- [What to produce]
Pull out every line with the word "JSON".

* * *

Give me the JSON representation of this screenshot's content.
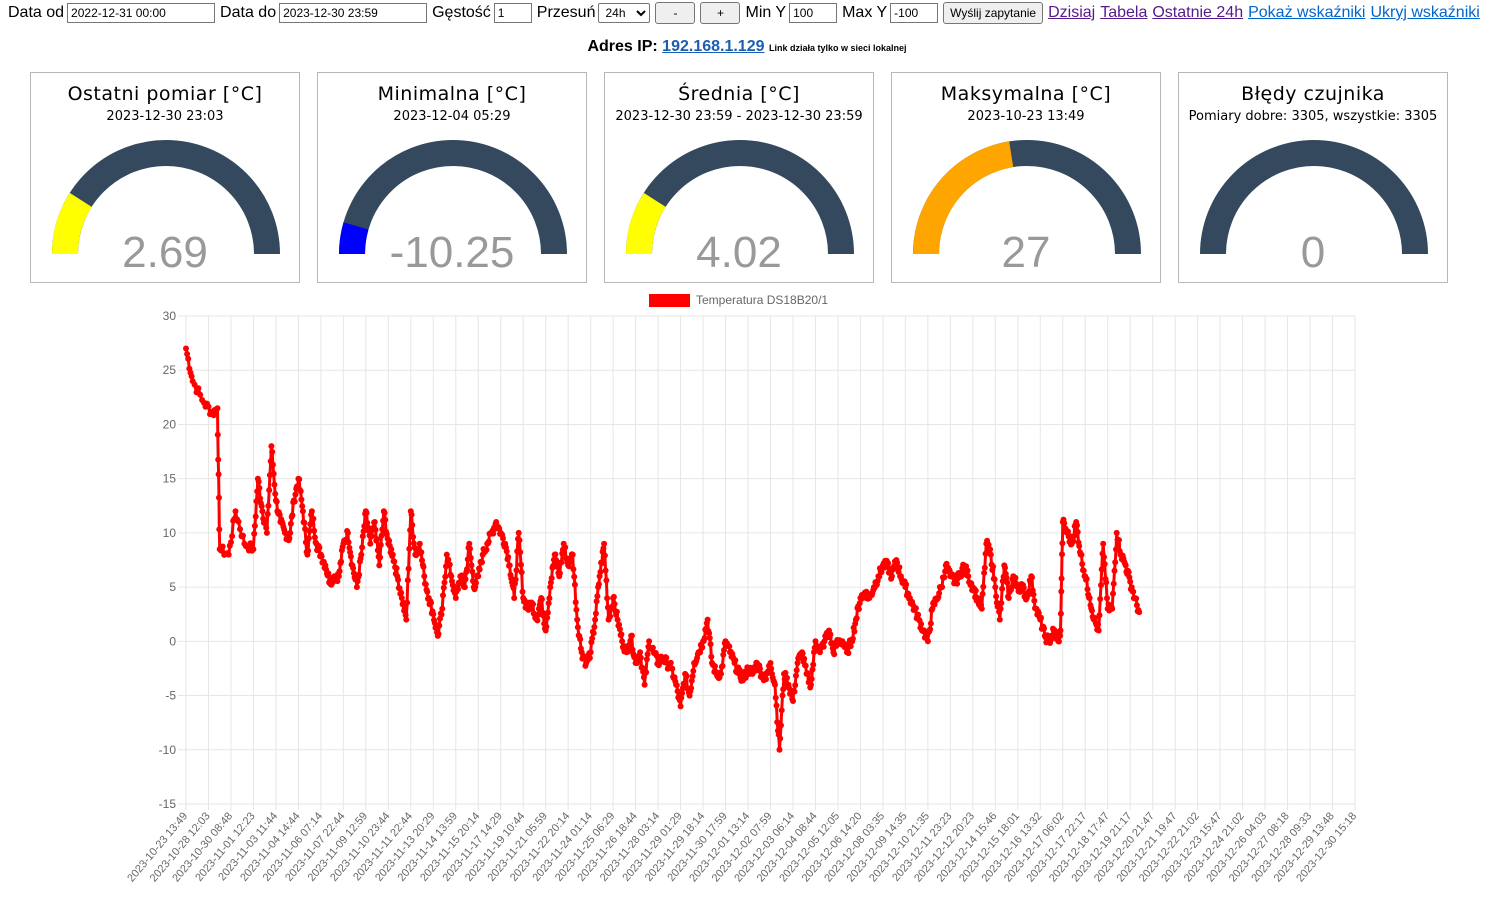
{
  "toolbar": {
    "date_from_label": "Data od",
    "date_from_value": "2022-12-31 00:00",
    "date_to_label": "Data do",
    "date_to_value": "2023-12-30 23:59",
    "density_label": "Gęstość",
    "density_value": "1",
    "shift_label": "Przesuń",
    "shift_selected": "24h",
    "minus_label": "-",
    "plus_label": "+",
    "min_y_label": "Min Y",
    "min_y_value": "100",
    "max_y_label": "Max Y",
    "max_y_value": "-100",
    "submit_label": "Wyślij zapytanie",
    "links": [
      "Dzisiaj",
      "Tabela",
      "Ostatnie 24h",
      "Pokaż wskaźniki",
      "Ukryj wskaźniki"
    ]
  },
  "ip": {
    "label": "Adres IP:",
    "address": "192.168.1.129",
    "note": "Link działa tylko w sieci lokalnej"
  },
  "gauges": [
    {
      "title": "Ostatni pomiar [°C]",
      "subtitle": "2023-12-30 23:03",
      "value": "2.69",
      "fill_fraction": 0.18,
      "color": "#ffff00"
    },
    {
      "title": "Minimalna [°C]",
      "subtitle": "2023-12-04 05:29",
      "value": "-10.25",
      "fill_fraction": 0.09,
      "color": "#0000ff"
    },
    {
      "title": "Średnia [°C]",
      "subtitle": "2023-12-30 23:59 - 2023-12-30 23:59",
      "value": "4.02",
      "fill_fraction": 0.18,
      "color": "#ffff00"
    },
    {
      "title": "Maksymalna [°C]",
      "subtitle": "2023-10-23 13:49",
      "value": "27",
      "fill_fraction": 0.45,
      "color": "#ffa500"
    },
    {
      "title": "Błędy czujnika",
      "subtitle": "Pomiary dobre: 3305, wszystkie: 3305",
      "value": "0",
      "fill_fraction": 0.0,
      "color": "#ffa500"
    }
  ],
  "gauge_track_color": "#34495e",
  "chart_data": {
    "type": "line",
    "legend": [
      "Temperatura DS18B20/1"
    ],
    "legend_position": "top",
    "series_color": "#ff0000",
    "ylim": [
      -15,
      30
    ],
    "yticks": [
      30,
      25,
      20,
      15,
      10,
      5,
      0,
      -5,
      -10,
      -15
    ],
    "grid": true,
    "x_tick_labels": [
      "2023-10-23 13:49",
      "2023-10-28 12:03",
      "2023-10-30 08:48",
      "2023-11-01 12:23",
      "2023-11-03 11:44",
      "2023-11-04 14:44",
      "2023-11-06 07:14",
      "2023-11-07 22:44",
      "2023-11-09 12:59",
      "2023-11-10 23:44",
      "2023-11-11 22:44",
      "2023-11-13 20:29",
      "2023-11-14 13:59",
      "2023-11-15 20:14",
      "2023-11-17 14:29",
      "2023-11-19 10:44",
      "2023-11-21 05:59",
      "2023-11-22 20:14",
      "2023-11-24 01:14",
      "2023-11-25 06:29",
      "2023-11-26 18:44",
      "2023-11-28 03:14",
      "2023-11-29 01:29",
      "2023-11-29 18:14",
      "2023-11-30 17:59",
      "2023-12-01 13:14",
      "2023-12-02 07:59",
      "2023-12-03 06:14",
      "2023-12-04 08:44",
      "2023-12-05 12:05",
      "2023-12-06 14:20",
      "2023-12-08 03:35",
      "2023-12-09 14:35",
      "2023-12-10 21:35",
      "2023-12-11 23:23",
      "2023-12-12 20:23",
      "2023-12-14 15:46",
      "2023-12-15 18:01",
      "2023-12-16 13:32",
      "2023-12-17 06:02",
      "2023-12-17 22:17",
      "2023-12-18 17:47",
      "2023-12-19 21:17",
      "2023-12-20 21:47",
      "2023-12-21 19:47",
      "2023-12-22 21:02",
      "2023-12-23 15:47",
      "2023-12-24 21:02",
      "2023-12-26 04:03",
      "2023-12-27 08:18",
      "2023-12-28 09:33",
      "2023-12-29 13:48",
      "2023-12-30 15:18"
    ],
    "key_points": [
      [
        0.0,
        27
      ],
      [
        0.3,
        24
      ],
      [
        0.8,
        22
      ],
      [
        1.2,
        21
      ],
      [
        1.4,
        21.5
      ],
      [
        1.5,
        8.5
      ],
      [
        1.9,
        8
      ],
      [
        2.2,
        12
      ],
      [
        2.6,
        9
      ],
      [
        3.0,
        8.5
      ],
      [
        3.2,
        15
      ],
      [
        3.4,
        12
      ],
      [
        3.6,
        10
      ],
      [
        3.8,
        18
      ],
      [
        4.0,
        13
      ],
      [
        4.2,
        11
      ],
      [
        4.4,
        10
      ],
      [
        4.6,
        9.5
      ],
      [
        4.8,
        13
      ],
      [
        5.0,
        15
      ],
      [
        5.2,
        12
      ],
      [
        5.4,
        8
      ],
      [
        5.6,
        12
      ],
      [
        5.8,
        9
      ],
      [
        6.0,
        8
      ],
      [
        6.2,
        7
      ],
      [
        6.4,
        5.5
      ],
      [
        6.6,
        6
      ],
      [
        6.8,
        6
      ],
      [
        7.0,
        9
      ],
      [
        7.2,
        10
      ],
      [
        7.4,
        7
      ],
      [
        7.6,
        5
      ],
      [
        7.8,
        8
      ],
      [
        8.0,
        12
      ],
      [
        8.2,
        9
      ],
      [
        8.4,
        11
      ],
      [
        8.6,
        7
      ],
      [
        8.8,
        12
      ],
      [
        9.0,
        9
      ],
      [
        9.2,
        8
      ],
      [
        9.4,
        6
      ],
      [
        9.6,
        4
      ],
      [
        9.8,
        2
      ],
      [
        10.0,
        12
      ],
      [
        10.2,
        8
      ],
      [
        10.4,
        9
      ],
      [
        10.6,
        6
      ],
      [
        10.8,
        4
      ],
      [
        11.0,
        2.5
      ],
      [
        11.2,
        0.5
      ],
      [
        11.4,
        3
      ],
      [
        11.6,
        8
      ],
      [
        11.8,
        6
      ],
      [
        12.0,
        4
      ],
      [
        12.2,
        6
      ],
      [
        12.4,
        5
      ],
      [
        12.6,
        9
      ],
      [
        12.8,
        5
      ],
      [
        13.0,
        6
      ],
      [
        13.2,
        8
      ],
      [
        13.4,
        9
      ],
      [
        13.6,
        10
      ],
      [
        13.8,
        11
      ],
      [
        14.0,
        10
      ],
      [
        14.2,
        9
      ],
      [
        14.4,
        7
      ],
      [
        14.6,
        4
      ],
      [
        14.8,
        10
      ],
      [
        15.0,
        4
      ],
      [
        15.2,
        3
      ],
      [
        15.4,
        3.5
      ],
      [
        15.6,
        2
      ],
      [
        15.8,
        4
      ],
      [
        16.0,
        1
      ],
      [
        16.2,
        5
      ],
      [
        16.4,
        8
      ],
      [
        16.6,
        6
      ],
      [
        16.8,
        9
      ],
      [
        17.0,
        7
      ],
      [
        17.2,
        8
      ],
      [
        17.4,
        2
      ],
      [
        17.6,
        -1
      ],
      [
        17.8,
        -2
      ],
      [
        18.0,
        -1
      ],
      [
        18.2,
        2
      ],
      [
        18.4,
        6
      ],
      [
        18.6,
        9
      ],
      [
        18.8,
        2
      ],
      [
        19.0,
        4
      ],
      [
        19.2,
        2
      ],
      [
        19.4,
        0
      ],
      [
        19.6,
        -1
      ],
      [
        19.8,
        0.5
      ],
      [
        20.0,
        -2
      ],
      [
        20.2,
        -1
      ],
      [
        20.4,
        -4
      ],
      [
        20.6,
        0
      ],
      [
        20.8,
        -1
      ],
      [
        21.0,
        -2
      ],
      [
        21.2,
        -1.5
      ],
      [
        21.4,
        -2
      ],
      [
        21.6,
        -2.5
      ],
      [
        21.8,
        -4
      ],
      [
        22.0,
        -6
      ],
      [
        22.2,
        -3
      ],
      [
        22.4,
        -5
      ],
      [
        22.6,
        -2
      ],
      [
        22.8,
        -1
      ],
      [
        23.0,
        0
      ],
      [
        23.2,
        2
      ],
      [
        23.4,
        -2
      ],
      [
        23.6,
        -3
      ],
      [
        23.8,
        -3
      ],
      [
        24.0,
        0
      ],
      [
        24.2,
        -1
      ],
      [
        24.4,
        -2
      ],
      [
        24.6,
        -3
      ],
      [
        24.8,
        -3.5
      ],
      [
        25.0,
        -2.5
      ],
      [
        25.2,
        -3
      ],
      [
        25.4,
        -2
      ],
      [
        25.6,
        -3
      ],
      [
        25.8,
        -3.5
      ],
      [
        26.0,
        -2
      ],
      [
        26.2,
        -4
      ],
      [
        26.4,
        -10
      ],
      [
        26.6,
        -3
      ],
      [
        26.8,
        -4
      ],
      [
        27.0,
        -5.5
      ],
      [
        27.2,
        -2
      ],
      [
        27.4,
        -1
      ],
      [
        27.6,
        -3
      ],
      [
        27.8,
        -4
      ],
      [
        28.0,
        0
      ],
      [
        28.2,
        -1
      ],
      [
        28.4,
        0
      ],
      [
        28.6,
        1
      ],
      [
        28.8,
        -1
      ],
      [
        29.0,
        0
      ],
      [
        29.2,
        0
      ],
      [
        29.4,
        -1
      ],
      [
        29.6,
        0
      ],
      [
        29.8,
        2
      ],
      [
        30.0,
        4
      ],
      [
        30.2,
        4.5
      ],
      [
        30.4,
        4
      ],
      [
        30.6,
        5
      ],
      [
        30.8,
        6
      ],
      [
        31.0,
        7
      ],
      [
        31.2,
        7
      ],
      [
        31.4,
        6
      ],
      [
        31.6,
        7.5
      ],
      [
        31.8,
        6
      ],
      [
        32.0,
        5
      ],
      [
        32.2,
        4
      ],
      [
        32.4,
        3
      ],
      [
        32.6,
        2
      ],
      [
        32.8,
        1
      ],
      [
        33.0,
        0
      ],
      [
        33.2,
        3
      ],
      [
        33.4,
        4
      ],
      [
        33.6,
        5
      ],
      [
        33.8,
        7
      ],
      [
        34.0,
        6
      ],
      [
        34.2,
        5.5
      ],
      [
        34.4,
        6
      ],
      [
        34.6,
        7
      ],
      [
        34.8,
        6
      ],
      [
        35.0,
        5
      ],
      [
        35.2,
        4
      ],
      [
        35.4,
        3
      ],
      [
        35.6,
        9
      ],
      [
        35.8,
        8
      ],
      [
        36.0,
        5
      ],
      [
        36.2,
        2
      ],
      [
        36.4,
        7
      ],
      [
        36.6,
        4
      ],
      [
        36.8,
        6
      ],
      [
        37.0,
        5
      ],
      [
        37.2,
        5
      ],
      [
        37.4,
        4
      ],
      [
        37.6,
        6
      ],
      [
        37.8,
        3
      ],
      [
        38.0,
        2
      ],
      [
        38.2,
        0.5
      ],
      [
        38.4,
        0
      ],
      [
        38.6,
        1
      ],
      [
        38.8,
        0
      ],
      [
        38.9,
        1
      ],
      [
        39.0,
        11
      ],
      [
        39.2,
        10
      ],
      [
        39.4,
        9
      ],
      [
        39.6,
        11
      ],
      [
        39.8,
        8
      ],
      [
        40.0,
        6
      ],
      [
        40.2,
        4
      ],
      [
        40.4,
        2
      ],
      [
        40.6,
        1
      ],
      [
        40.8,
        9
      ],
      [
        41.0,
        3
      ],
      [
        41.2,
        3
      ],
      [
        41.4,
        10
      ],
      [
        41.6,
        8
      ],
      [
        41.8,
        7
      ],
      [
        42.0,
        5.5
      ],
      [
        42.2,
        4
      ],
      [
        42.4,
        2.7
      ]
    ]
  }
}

* * *

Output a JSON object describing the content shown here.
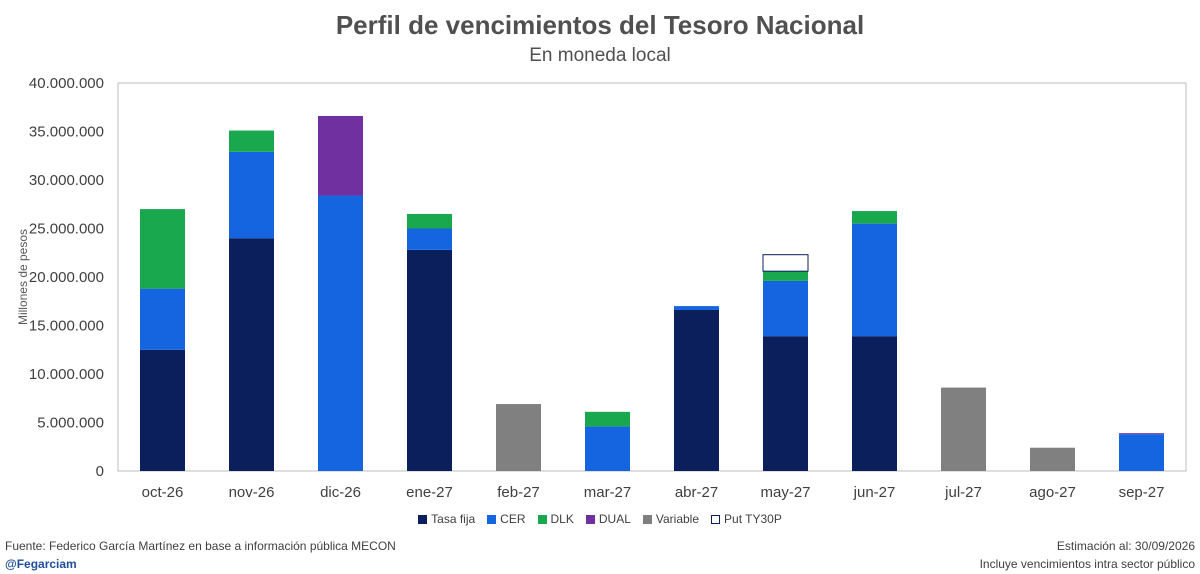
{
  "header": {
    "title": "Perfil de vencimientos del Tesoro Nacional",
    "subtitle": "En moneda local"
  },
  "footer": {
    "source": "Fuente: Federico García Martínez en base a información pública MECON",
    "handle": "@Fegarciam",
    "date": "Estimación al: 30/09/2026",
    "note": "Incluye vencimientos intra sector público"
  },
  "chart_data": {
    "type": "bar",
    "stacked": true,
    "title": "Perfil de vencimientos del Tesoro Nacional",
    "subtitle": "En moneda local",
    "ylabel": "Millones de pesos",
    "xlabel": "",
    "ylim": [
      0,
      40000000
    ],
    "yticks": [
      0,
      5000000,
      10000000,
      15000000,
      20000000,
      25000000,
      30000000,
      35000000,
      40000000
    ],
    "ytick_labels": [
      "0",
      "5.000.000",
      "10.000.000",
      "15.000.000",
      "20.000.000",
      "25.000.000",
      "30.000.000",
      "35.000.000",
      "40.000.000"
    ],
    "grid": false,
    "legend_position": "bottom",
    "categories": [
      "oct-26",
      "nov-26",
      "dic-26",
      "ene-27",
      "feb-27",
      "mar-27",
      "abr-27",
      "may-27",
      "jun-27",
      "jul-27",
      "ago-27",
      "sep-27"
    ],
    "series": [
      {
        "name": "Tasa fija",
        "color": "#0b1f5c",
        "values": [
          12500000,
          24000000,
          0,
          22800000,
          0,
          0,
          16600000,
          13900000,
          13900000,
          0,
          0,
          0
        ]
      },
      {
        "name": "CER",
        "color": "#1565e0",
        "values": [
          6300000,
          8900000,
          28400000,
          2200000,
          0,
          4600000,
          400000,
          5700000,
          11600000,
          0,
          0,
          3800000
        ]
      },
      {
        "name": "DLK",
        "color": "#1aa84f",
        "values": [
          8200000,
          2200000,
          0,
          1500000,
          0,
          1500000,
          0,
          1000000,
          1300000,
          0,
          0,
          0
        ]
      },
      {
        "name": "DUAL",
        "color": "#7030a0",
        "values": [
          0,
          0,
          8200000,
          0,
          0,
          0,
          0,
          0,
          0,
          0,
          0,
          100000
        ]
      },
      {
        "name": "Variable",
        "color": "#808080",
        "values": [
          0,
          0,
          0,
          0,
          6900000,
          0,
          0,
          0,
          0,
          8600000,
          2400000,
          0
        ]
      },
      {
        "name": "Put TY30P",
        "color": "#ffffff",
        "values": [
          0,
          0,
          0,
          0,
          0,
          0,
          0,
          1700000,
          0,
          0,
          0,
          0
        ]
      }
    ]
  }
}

* * *

- [Complete response]
Give me the JSON representation of this screenshot's content.
Output a JSON object describing the content shown here.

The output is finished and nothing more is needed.